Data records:
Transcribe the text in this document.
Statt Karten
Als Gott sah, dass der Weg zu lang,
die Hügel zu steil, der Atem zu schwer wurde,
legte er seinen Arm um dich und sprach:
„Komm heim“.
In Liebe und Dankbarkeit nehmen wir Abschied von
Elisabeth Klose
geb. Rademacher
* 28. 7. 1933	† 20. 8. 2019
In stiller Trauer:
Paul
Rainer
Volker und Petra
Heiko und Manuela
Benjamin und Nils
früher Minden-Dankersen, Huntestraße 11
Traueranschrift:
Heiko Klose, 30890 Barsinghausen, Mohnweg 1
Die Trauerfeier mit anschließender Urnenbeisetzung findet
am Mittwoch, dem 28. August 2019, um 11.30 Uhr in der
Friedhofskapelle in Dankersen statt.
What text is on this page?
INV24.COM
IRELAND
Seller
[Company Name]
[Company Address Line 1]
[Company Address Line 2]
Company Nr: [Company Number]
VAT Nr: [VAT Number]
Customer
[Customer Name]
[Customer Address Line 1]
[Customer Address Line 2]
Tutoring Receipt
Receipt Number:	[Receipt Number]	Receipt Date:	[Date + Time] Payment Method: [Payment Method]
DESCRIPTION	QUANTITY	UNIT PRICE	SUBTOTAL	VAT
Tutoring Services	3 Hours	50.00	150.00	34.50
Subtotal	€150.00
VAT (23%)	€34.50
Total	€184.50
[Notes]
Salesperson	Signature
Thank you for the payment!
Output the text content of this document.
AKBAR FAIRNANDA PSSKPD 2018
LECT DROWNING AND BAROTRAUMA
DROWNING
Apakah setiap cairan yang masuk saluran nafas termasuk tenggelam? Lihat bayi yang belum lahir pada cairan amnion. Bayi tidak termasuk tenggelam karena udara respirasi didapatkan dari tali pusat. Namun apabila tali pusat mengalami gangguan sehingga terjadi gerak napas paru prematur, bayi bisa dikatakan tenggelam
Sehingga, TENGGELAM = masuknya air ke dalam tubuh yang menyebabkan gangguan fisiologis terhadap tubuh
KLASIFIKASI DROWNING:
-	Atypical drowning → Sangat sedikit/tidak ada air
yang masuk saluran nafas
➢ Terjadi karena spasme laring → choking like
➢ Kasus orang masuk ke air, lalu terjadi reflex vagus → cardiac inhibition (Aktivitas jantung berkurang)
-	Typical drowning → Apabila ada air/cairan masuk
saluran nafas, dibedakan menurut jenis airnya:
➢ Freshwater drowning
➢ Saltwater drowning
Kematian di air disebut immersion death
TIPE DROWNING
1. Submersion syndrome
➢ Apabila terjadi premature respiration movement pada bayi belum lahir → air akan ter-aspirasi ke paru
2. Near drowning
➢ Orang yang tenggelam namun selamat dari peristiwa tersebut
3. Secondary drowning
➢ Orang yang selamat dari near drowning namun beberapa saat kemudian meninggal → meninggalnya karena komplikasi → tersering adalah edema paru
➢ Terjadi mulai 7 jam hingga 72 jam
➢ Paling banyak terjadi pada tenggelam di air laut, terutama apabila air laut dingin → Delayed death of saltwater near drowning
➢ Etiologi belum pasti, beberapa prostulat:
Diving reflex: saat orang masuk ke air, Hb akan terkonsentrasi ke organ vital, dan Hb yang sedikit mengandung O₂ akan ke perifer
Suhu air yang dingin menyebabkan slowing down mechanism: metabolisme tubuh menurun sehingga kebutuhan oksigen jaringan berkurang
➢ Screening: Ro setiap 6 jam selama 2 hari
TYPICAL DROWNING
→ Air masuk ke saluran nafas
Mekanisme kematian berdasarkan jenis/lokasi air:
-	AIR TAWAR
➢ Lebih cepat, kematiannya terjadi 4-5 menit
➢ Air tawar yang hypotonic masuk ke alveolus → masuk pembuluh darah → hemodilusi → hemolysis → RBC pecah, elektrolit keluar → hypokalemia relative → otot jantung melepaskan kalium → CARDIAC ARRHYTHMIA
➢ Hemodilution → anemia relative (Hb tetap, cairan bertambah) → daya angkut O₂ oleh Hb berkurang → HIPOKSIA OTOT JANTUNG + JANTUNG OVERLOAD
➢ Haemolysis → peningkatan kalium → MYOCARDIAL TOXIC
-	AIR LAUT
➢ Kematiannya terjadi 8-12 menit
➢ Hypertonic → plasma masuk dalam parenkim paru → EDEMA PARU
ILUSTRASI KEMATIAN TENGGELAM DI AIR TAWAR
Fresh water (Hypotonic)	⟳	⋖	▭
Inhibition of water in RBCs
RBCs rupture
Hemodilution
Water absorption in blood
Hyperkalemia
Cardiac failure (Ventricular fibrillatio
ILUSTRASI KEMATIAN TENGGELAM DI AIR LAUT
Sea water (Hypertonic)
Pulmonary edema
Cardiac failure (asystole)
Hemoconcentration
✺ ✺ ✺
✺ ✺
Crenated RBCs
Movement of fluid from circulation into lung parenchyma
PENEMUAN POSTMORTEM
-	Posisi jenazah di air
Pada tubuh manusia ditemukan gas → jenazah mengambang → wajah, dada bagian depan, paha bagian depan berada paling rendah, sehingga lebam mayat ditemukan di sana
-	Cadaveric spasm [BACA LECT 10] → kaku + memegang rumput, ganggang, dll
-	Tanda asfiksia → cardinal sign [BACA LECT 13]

[TASK PROMPT]
Show every line of the records above that contains the word "Receipt".

[OUTPUT FOR THIS EXERCISE]
Tutoring Receipt
Receipt Number:	[Receipt Number]	Receipt Date:	[Date + Time] Payment Method: [Payment Method]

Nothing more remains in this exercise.